● INSTRUCTIONS TO FOLLOW:
Every record must appear in your copy exactly as written, with no pictures.

+++

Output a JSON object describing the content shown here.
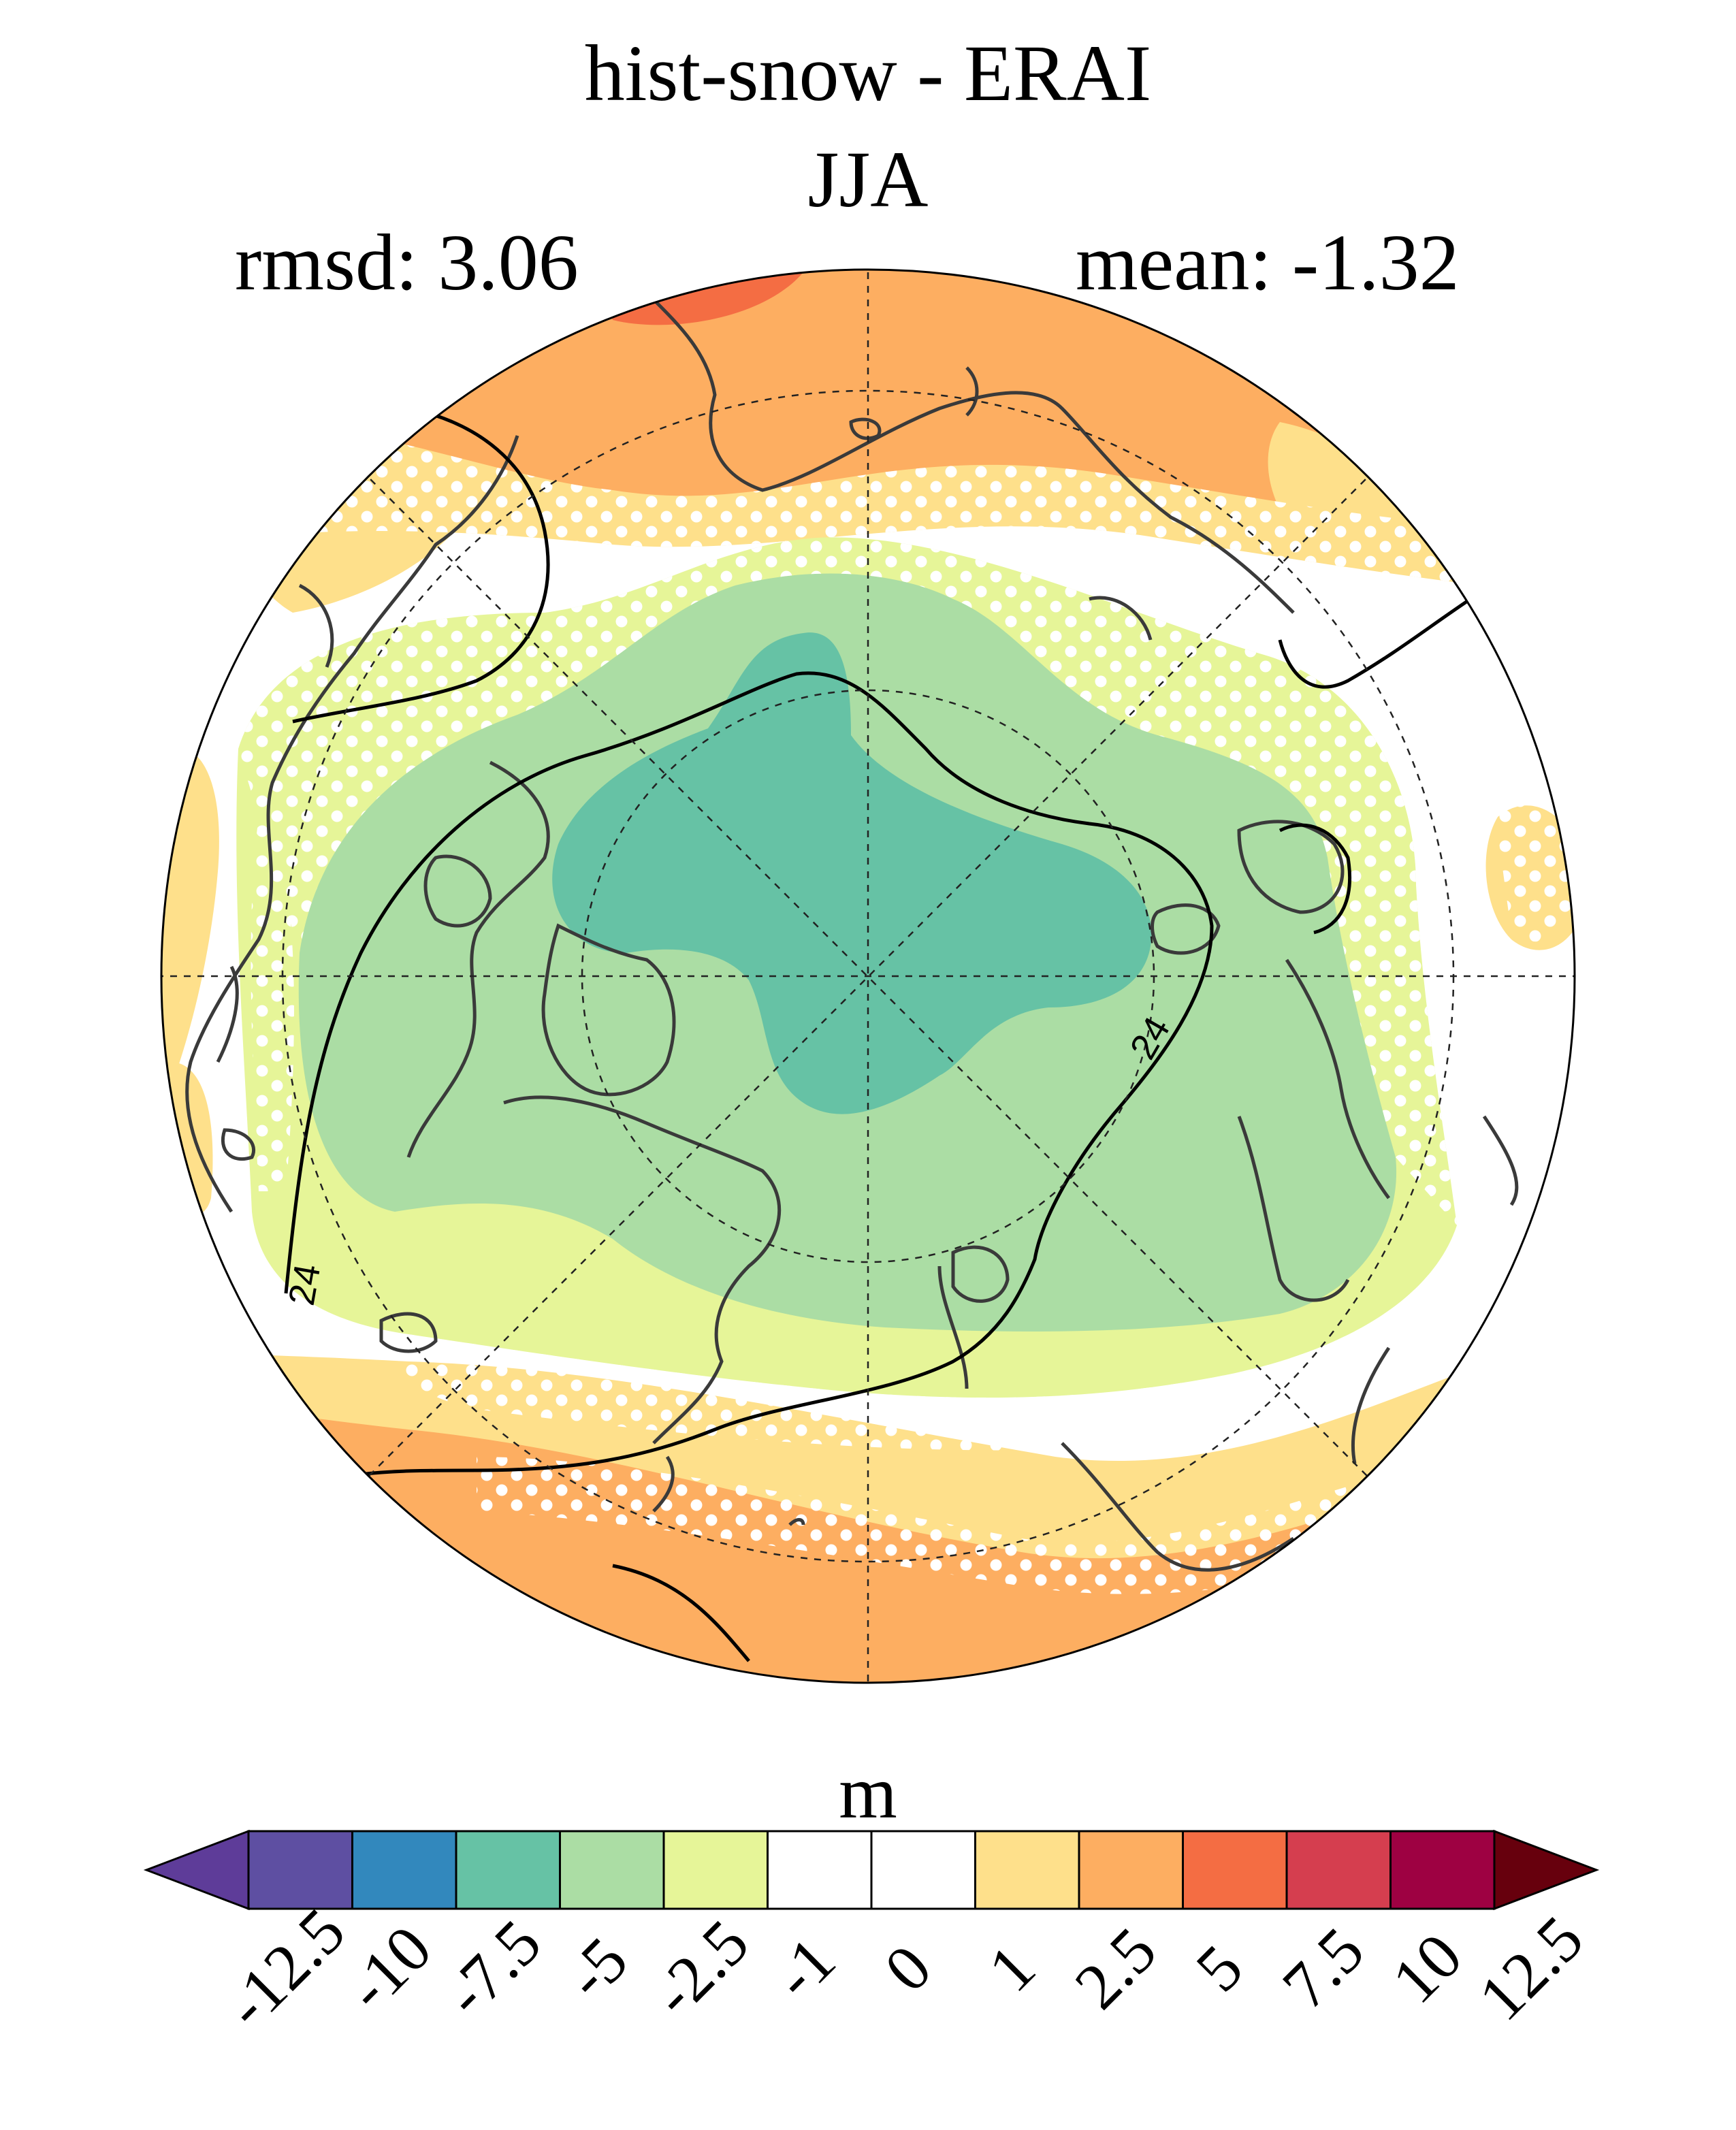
{
  "title": "hist-snow - ERAI",
  "season": "JJA",
  "rmsd_label": "rmsd: 3.06",
  "mean_label": "mean: -1.32",
  "contour_labels": [
    "24",
    "24"
  ],
  "colorbar": {
    "unit": "m",
    "ticks": [
      "-12.5",
      "-10",
      "-7.5",
      "-5",
      "-2.5",
      "-1",
      "0",
      "1",
      "2.5",
      "5",
      "7.5",
      "10",
      "12.5"
    ],
    "colors": [
      "#5e3c99",
      "#5e4fa2",
      "#3288bd",
      "#66c2a5",
      "#abdda4",
      "#e6f598",
      "#ffffff",
      "#ffffff",
      "#fee08b",
      "#fdae61",
      "#f46d43",
      "#d53e4f",
      "#9e0142",
      "#67000d"
    ]
  },
  "map": {
    "projection": "north polar stereographic",
    "field": "hist-snow minus ERAI difference",
    "stippling": "white dots mark non-significant areas"
  }
}
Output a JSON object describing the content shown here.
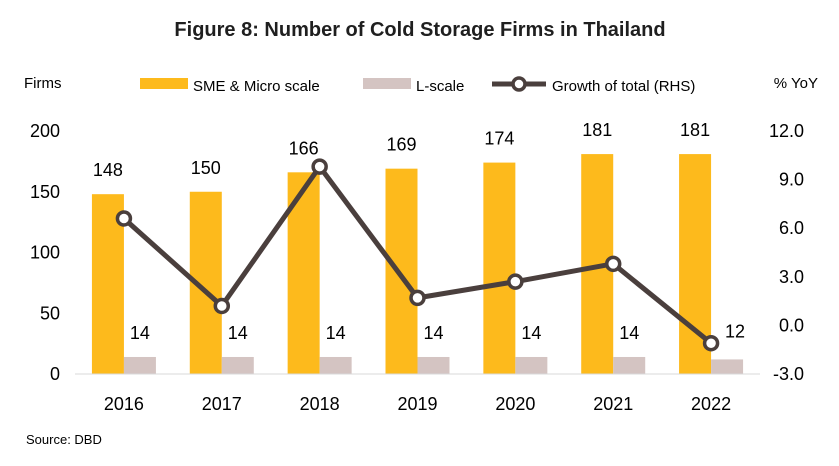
{
  "chart_data": {
    "type": "bar+line",
    "title": "Figure 8: Number of Cold Storage Firms in Thailand",
    "ylabel_left": "Firms",
    "ylabel_right": "% YoY",
    "source": "Source: DBD",
    "categories": [
      "2016",
      "2017",
      "2018",
      "2019",
      "2020",
      "2021",
      "2022"
    ],
    "ylim_left": [
      0,
      200
    ],
    "yticks_left": [
      "0",
      "50",
      "100",
      "150",
      "200"
    ],
    "ylim_right": [
      -3.0,
      12.0
    ],
    "yticks_right": [
      "-3.0",
      "0.0",
      "3.0",
      "6.0",
      "9.0",
      "12.0"
    ],
    "legend_position": "top",
    "series": [
      {
        "name": "SME & Micro scale",
        "type": "bar",
        "axis": "left",
        "color": "#FDBA1C",
        "values": [
          148,
          150,
          166,
          169,
          174,
          181,
          181
        ],
        "labels": [
          "148",
          "150",
          "166",
          "169",
          "174",
          "181",
          "181"
        ]
      },
      {
        "name": "L-scale",
        "type": "bar",
        "axis": "left",
        "color": "#D4C4C2",
        "values": [
          14,
          14,
          14,
          14,
          14,
          14,
          12
        ],
        "labels": [
          "14",
          "14",
          "14",
          "14",
          "14",
          "14",
          "12"
        ]
      },
      {
        "name": "Growth of total (RHS)",
        "type": "line",
        "axis": "right",
        "color": "#4A3F3D",
        "values": [
          6.6,
          1.2,
          9.8,
          1.7,
          2.7,
          3.8,
          -1.1
        ]
      }
    ]
  }
}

+++

● RESPONSE TO THE TASK:
Output a JSON object describing the content shown here.
{
  "title": "hist-snow - ERAI",
  "season": "JJA",
  "rmsd_label": "rmsd: 3.06",
  "mean_label": "mean: -1.32",
  "contour_labels": [
    "24",
    "24"
  ],
  "colorbar": {
    "unit": "m",
    "ticks": [
      "-12.5",
      "-10",
      "-7.5",
      "-5",
      "-2.5",
      "-1",
      "0",
      "1",
      "2.5",
      "5",
      "7.5",
      "10",
      "12.5"
    ],
    "colors": [
      "#5e3c99",
      "#5e4fa2",
      "#3288bd",
      "#66c2a5",
      "#abdda4",
      "#e6f598",
      "#ffffff",
      "#ffffff",
      "#fee08b",
      "#fdae61",
      "#f46d43",
      "#d53e4f",
      "#9e0142",
      "#67000d"
    ]
  },
  "map": {
    "projection": "north polar stereographic",
    "field": "hist-snow minus ERAI difference",
    "stippling": "white dots mark non-significant areas"
  }
}
Output a JSON object describing the content shown here.
{
  "chart_data": {
    "type": "bar+line",
    "title": "Figure 8: Number of Cold Storage Firms in Thailand",
    "ylabel_left": "Firms",
    "ylabel_right": "% YoY",
    "source": "Source: DBD",
    "categories": [
      "2016",
      "2017",
      "2018",
      "2019",
      "2020",
      "2021",
      "2022"
    ],
    "ylim_left": [
      0,
      200
    ],
    "yticks_left": [
      "0",
      "50",
      "100",
      "150",
      "200"
    ],
    "ylim_right": [
      -3.0,
      12.0
    ],
    "yticks_right": [
      "-3.0",
      "0.0",
      "3.0",
      "6.0",
      "9.0",
      "12.0"
    ],
    "legend_position": "top",
    "series": [
      {
        "name": "SME & Micro scale",
        "type": "bar",
        "axis": "left",
        "color": "#FDBA1C",
        "values": [
          148,
          150,
          166,
          169,
          174,
          181,
          181
        ],
        "labels": [
          "148",
          "150",
          "166",
          "169",
          "174",
          "181",
          "181"
        ]
      },
      {
        "name": "L-scale",
        "type": "bar",
        "axis": "left",
        "color": "#D4C4C2",
        "values": [
          14,
          14,
          14,
          14,
          14,
          14,
          12
        ],
        "labels": [
          "14",
          "14",
          "14",
          "14",
          "14",
          "14",
          "12"
        ]
      },
      {
        "name": "Growth of total (RHS)",
        "type": "line",
        "axis": "right",
        "color": "#4A3F3D",
        "values": [
          6.6,
          1.2,
          9.8,
          1.7,
          2.7,
          3.8,
          -1.1
        ]
      }
    ]
  }
}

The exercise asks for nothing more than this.